*GIVEN TASK*: Continue the mailing-list thread on optimizing Katello content view operations from where it stops.

*SELECTED TEXT*:

====

[katello-devel] Content views operations optimization

Fri Jun 14 13:11:47 UTC 2013

On 06/14/2013 09:09 AM, Jay Dobies wrote:
>>> Content view promotion
>>> ----------------------
>>> We basically just copy existing repos without changing their content,
>>> therefore:
>>>
>>> * computing metadata is useless, as we have the very same metadata
>>>    already in the original repositories of the content view version
>  >
>> I can't really speak to this as this is done in pulp, but the only
>> situation where you could simply 'copy' the metadata would be if the
>> destination repo was empty and we were copying everything with a single
>> call.  There is no linkage between two repos in pulp except during a
>> copy operation, so pulp wouldn't necessarily know that two repos are
>> exactly the same unless the above occured or it checked it against all
>> repos.  Due to performance reasons we have to copy units individually
>> (rpm, errata, etc...) and for rpms specify distinct fields for the copy
>> operation.
>
> A massive +1 to this. In blindly copying the metadata, we'd be ignoring
> the server inventory entirely and potentially publishing content that
> doesn't actually exist in the repository. The inventory model is a very
> core concept in Pulp and bypassing that feels wrong on a number of levels.
>
> As for the copy individually, we have a solution for it, we just haven't
> had time to do it.
>
>
>>> * indexing the repositories is useless as it should be just the same
>>> as the
>>>    index for the original repositories of the content view version
>> Its not the same :)  We use the repoids field on packages & errata to
>> make searching useful.  Without it we won't know what packages are in
>> what repos.  We potentially could investigate fetching the data from
>> Elastic Search, modifying the repoid list ourselves and updating it
>> within elasticsearch.  I'm not sure if that would be faster or not.  My
>> guess is that it might be faster (simply becuase fetching data via ES is
>> faster) but we would have to test it to see.

====

*DATA PROVIDED*:
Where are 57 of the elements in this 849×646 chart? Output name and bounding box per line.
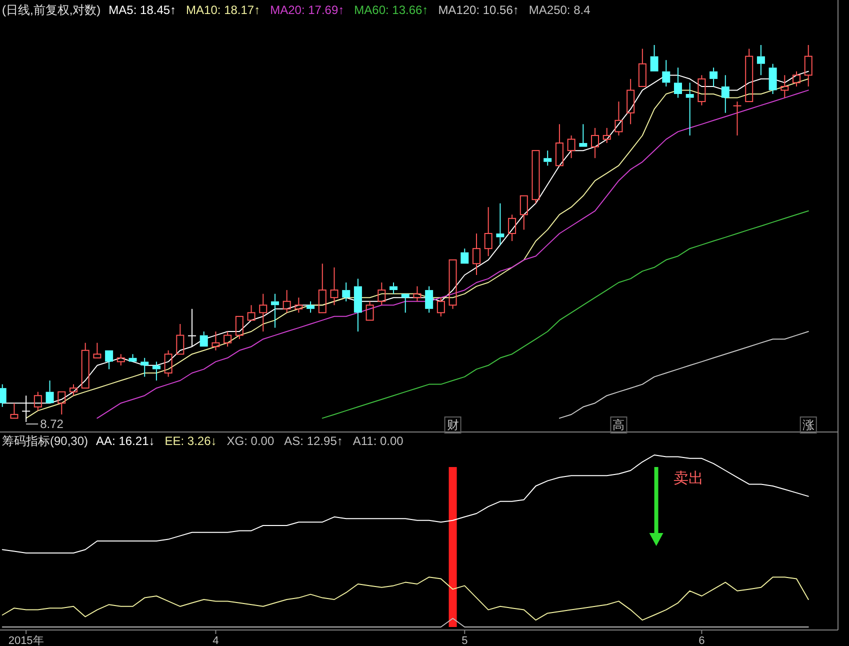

====

*EXERCISE RESPONSE*:
>>
>> Another option might be to use the update feature of ES
>> http://www.elasticsearch.org/guide/reference/api/update/   My guess is
>> that would be much much faster.
>>
>>>
>>> Composite content view publishing
>>> ---------------------------------
>>>
>>> I wonder what operations really need to be performed here? It seems to
>>> me,
>>> that it just references the sub-content-views, not bearing any info
>>> about the
>>> content itself (guessing form the fact, that promotion of a composite
>>> means promoting
>>> the sub-content-views). Still, it takes 10 minutes to publish it with
>>> real-world repos
>>> (RHEL, EPEL, katello)
>>
>> Due to the way subscription-manager & candlepin work, we are unable to
>> point a system to repos in two different candlepin environments.  A
>> system can only know a) Organization, b) Candlepin Environment, c)
>> Content path and it assembles the url from that:
>>
>>    http://HOSTNAME/pulp/repos/ORG/CP_Environment/Content_Path
>>
>> the Candlepin Environment in this case is the Katello Environment &
>> Content View Combination.  So a system cannot point to
>> /ACME/Dev/View1/ContentA and /ACME/Dev/View2/ContentB at the same time.
>> If it could we probably could get away without content views.  So we
>> compromised and did composite views.   One option that we could
>> investigate would be to reuse a pulp repo within pulp for the composite
>> and its component, and just publish via 2 yum distributors to two
>> different paths.   That may complicate the code greatly, but could be
>> worth investigation.  It would stlil require a publish to occur twice
>> though, so you are really only saving the repo creation and unit copy
>> aspects.
>>
>>
>> I do agree that it takes far to long to publish/promote a content view
>> with a very large repo and we & the pulp team should try to make it
>> faster :)

So do we. The goal is going to be to rewrite the distributor like we 
rewrote the importer for 2.2. We make some symlinks and concatenate some 
XML; there's no reason it should take as long as it does today.

>> -Justin
>>
>>
>>>
>>>
>>> Am I missing something here, or we are really able to reduce the
>>> metadata calculation and
>>> indexing to the content view publish phase and the rest should be
>>> really just about copying
>>> symlinks (which could also be optimized heavily when learning Pulp how
>>> to create a repository
>>> simply by symlinking another one)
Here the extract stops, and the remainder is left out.